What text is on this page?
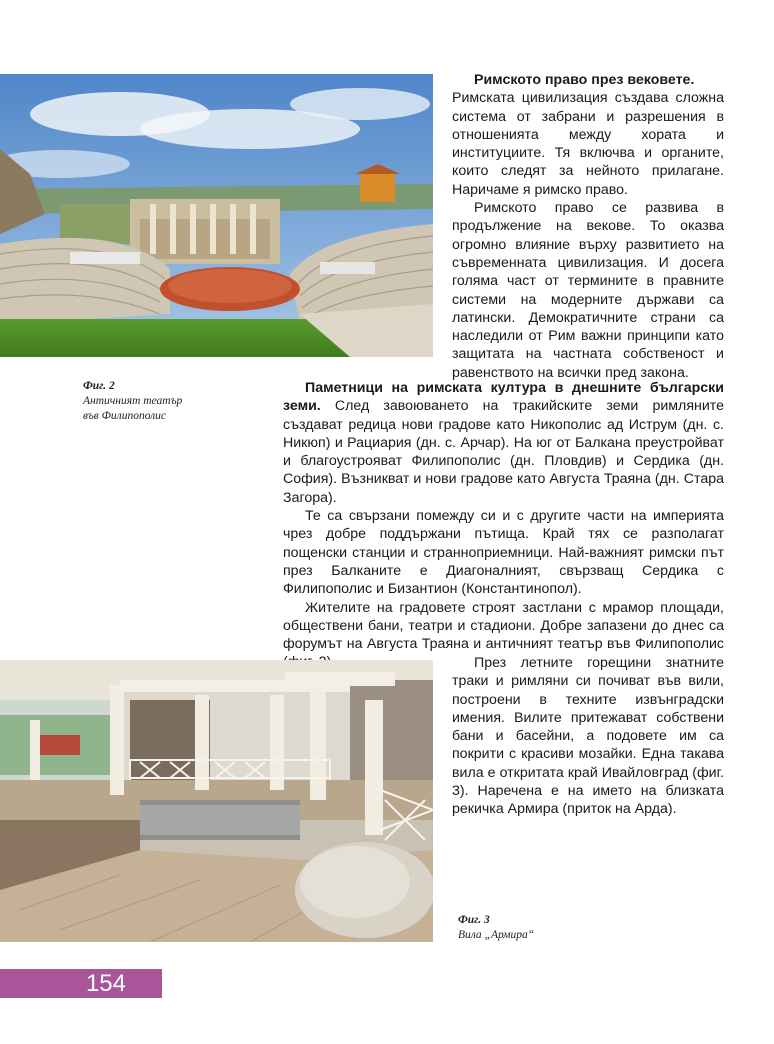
Римското право през вековете.
Римската цивилизация създава сложна система от забрани и разрешения в отношенията между хората и институциите. Тя включва и органите, които следят за нейното прилагане. Наричаме я римско право.

Римското право се развива в продължение на векове. То оказва огромно влияние върху развитието на съвременната цивилизация. И досега голяма част от термините в правните системи на модерните държави са латински. Демократичните страни са наследили от Рим важни принципи като защитата на частната собственост и равенството на всички пред закона.

Фиг. 2
Античният театър
във Филипополис

Паметници на римската култура в днешните български земи. След завоюването на тракийските земи римляните създават редица нови градове като Никополис ад Иструм (дн. с. Никюп) и Рациария (дн. с. Арчар). На юг от Балкана преустройват и благоустрояват Филипополис (дн. Пловдив) и Сердика (дн. София). Възникват и нови градове като Августа Траяна (дн. Стара Загора).

Те са свързани помежду си и с другите части на империята чрез добре поддържани пътища. Край тях се разполагат пощенски станции и странноприемници. Най-важният римски път през Балканите е Диагоналният, свързващ Сердика с Филипополис и Бизантион (Константинопол).

Жителите на градовете строят застлани с мрамор площади, обществени бани, театри и стадиони. Добре запазени до днес са форумът на Августа Траяна и античният театър във Филипополис

През летните горещини знатните траки и римляни си почиват във вили, построени в техните извънградски имения. Вилите притежават собствени бани и басейни, а подовете им са покрити с красиви мозайки. Една такава вила е откритата край Ивайловград (фиг. 3). Наречена е на името на близката рекичка Армира (приток на Арда).

Фиг. 3
Вила „Армира“
154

What you should do >> Copy the whole listing above word for word but do not carry over the pictures.

Response >>
What text is on this page?
Римското право през вековете.
Римската цивилизация създава сложна система от забрани и разрешения в отношенията между хората и институциите. Тя включва и органите, които следят за нейното прилагане. Наричаме я римско право.

Римското право се развива в продължение на векове. То оказва огромно влияние върху развитието на съвременната цивилизация. И досега голяма част от термините в правните системи на модерните държави са латински. Демократичните страни са наследили от Рим важни принципи като защитата на частната собственост и равенството на всички пред закона.

Фиг. 2
Античният театър
във Филипополис

Паметници на римската култура в днешните български земи. След завоюването на тракийските земи римляните създават редица нови градове като Никополис ад Иструм (дн. с. Никюп) и Рациария (дн. с. Арчар). На юг от Балкана преустройват и благоустрояват Филипополис (дн. Пловдив) и Сердика (дн. София). Възникват и нови градове като Августа Траяна (дн. Стара Загора).

Те са свързани помежду си и с другите части на империята чрез добре поддържани пътища. Край тях се разполагат пощенски станции и странноприемници. Най-важният римски път през Балканите е Диагоналният, свързващ Сердика с Филипополис и Бизантион (Константинопол).

Жителите на градовете строят застлани с мрамор площади, обществени бани, театри и стадиони. Добре запазени до днес са форумът на Августа Траяна и античният театър във Филипополис

През летните горещини знатните траки и римляни си почиват във вили, построени в техните извънградски имения. Вилите притежават собствени бани и басейни, а подовете им са покрити с красиви мозайки. Една такава вила е откритата край Ивайловград (фиг. 3). Наречена е на името на близката рекичка Армира (приток на Арда).

Фиг. 3
Вила „Армира“
154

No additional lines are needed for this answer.